- Goal -
Copy out the listing exactly.

- Saved entries -
______________________________
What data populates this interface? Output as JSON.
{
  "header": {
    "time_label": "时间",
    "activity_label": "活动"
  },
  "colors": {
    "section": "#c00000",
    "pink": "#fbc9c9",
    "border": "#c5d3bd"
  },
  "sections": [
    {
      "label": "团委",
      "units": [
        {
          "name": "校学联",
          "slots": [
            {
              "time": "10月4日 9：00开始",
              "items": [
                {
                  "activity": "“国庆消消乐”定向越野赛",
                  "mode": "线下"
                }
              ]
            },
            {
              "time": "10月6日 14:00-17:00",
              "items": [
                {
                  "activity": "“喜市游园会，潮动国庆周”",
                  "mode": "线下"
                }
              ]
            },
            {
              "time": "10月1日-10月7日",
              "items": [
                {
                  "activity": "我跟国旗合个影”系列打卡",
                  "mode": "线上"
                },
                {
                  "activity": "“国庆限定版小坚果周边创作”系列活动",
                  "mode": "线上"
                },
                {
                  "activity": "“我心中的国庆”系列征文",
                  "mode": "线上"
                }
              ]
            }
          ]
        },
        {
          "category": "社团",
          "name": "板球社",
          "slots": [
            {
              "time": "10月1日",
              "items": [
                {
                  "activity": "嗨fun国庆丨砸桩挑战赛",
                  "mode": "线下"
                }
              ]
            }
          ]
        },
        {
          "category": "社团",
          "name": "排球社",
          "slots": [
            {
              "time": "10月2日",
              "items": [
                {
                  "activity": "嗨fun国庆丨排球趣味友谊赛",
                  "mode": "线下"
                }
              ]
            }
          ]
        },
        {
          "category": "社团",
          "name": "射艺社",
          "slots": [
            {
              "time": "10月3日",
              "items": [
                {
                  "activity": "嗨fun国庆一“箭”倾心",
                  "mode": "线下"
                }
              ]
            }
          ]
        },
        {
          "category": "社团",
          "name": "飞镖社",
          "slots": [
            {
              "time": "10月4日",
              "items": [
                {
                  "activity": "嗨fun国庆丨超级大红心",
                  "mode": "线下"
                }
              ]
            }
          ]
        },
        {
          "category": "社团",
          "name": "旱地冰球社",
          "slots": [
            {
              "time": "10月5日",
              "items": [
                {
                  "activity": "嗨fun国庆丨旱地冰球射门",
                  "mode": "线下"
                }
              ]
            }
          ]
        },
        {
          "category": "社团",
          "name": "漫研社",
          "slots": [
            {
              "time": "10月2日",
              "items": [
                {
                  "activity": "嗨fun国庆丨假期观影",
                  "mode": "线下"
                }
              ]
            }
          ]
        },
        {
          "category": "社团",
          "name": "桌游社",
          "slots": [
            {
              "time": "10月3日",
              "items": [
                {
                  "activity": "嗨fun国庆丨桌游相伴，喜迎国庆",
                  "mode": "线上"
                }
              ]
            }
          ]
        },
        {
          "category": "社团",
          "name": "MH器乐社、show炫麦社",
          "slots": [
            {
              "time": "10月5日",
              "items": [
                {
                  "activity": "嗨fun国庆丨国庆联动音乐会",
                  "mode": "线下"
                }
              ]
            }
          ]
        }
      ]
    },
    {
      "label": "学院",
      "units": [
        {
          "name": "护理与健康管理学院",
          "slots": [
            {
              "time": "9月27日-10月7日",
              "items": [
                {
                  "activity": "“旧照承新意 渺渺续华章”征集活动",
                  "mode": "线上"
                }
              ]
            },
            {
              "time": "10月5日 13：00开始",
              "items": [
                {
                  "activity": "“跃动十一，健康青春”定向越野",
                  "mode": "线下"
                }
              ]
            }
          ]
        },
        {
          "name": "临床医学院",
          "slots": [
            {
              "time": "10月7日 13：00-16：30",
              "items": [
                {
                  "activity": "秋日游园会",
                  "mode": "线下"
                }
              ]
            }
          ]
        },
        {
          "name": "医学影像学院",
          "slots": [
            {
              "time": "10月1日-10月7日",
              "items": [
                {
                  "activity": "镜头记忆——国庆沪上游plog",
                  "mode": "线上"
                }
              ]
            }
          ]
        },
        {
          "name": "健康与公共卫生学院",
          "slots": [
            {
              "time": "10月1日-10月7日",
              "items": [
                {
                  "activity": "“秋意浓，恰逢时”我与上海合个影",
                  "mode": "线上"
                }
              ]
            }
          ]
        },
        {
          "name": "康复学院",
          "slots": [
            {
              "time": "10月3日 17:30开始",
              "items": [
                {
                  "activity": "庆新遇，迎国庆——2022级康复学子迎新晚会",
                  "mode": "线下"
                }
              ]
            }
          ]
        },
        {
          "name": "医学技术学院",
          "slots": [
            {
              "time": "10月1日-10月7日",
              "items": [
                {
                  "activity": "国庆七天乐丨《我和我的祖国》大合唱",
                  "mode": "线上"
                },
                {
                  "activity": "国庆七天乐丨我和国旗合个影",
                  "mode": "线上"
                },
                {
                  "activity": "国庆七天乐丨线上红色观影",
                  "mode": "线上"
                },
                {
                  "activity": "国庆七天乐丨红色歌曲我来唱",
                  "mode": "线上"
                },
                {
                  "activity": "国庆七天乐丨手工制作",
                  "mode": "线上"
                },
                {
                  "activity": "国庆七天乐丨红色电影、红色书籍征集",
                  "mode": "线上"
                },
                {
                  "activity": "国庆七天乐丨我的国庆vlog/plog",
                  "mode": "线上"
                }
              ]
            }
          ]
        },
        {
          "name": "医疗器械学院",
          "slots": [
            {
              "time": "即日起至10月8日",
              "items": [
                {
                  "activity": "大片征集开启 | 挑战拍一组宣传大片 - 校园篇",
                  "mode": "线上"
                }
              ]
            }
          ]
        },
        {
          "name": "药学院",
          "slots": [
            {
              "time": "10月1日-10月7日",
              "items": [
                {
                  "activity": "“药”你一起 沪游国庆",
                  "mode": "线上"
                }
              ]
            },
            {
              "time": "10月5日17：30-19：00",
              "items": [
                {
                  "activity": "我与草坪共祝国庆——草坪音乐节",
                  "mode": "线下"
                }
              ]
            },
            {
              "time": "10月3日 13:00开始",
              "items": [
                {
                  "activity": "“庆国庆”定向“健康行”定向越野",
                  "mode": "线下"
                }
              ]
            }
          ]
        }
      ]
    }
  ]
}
______________________________
- Answer in full -
What data populates this interface? Output as JSON.
{
  "header": {
    "time_label": "时间",
    "activity_label": "活动"
  },
  "colors": {
    "section": "#c00000",
    "pink": "#fbc9c9",
    "border": "#c5d3bd"
  },
  "sections": [
    {
      "label": "团委",
      "units": [
        {
          "name": "校学联",
          "slots": [
            {
              "time": "10月4日 9：00开始",
              "items": [
                {
                  "activity": "“国庆消消乐”定向越野赛",
                  "mode": "线下"
                }
              ]
            },
            {
              "time": "10月6日 14:00-17:00",
              "items": [
                {
                  "activity": "“喜市游园会，潮动国庆周”",
                  "mode": "线下"
                }
              ]
            },
            {
              "time": "10月1日-10月7日",
              "items": [
                {
                  "activity": "我跟国旗合个影”系列打卡",
                  "mode": "线上"
                },
                {
                  "activity": "“国庆限定版小坚果周边创作”系列活动",
                  "mode": "线上"
                },
                {
                  "activity": "“我心中的国庆”系列征文",
                  "mode": "线上"
                }
              ]
            }
          ]
        },
        {
          "category": "社团",
          "name": "板球社",
          "slots": [
            {
              "time": "10月1日",
              "items": [
                {
                  "activity": "嗨fun国庆丨砸桩挑战赛",
                  "mode": "线下"
                }
              ]
            }
          ]
        },
        {
          "category": "社团",
          "name": "排球社",
          "slots": [
            {
              "time": "10月2日",
              "items": [
                {
                  "activity": "嗨fun国庆丨排球趣味友谊赛",
                  "mode": "线下"
                }
              ]
            }
          ]
        },
        {
          "category": "社团",
          "name": "射艺社",
          "slots": [
            {
              "time": "10月3日",
              "items": [
                {
                  "activity": "嗨fun国庆一“箭”倾心",
                  "mode": "线下"
                }
              ]
            }
          ]
        },
        {
          "category": "社团",
          "name": "飞镖社",
          "slots": [
            {
              "time": "10月4日",
              "items": [
                {
                  "activity": "嗨fun国庆丨超级大红心",
                  "mode": "线下"
                }
              ]
            }
          ]
        },
        {
          "category": "社团",
          "name": "旱地冰球社",
          "slots": [
            {
              "time": "10月5日",
              "items": [
                {
                  "activity": "嗨fun国庆丨旱地冰球射门",
                  "mode": "线下"
                }
              ]
            }
          ]
        },
        {
          "category": "社团",
          "name": "漫研社",
          "slots": [
            {
              "time": "10月2日",
              "items": [
                {
                  "activity": "嗨fun国庆丨假期观影",
                  "mode": "线下"
                }
              ]
            }
          ]
        },
        {
          "category": "社团",
          "name": "桌游社",
          "slots": [
            {
              "time": "10月3日",
              "items": [
                {
                  "activity": "嗨fun国庆丨桌游相伴，喜迎国庆",
                  "mode": "线上"
                }
              ]
            }
          ]
        },
        {
          "category": "社团",
          "name": "MH器乐社、show炫麦社",
          "slots": [
            {
              "time": "10月5日",
              "items": [
                {
                  "activity": "嗨fun国庆丨国庆联动音乐会",
                  "mode": "线下"
                }
              ]
            }
          ]
        }
      ]
    },
    {
      "label": "学院",
      "units": [
        {
          "name": "护理与健康管理学院",
          "slots": [
            {
              "time": "9月27日-10月7日",
              "items": [
                {
                  "activity": "“旧照承新意 渺渺续华章”征集活动",
                  "mode": "线上"
                }
              ]
            },
            {
              "time": "10月5日 13：00开始",
              "items": [
                {
                  "activity": "“跃动十一，健康青春”定向越野",
                  "mode": "线下"
                }
              ]
            }
          ]
        },
        {
          "name": "临床医学院",
          "slots": [
            {
              "time": "10月7日 13：00-16：30",
              "items": [
                {
                  "activity": "秋日游园会",
                  "mode": "线下"
                }
              ]
            }
          ]
        },
        {
          "name": "医学影像学院",
          "slots": [
            {
              "time": "10月1日-10月7日",
              "items": [
                {
                  "activity": "镜头记忆——国庆沪上游plog",
                  "mode": "线上"
                }
              ]
            }
          ]
        },
        {
          "name": "健康与公共卫生学院",
          "slots": [
            {
              "time": "10月1日-10月7日",
              "items": [
                {
                  "activity": "“秋意浓，恰逢时”我与上海合个影",
                  "mode": "线上"
                }
              ]
            }
          ]
        },
        {
          "name": "康复学院",
          "slots": [
            {
              "time": "10月3日 17:30开始",
              "items": [
                {
                  "activity": "庆新遇，迎国庆——2022级康复学子迎新晚会",
                  "mode": "线下"
                }
              ]
            }
          ]
        },
        {
          "name": "医学技术学院",
          "slots": [
            {
              "time": "10月1日-10月7日",
              "items": [
                {
                  "activity": "国庆七天乐丨《我和我的祖国》大合唱",
                  "mode": "线上"
                },
                {
                  "activity": "国庆七天乐丨我和国旗合个影",
                  "mode": "线上"
                },
                {
                  "activity": "国庆七天乐丨线上红色观影",
                  "mode": "线上"
                },
                {
                  "activity": "国庆七天乐丨红色歌曲我来唱",
                  "mode": "线上"
                },
                {
                  "activity": "国庆七天乐丨手工制作",
                  "mode": "线上"
                },
                {
                  "activity": "国庆七天乐丨红色电影、红色书籍征集",
                  "mode": "线上"
                },
                {
                  "activity": "国庆七天乐丨我的国庆vlog/plog",
                  "mode": "线上"
                }
              ]
            }
          ]
        },
        {
          "name": "医疗器械学院",
          "slots": [
            {
              "time": "即日起至10月8日",
              "items": [
                {
                  "activity": "大片征集开启 | 挑战拍一组宣传大片 - 校园篇",
                  "mode": "线上"
                }
              ]
            }
          ]
        },
        {
          "name": "药学院",
          "slots": [
            {
              "time": "10月1日-10月7日",
              "items": [
                {
                  "activity": "“药”你一起 沪游国庆",
                  "mode": "线上"
                }
              ]
            },
            {
              "time": "10月5日17：30-19：00",
              "items": [
                {
                  "activity": "我与草坪共祝国庆——草坪音乐节",
                  "mode": "线下"
                }
              ]
            },
            {
              "time": "10月3日 13:00开始",
              "items": [
                {
                  "activity": "“庆国庆”定向“健康行”定向越野",
                  "mode": "线下"
                }
              ]
            }
          ]
        }
      ]
    }
  ]
}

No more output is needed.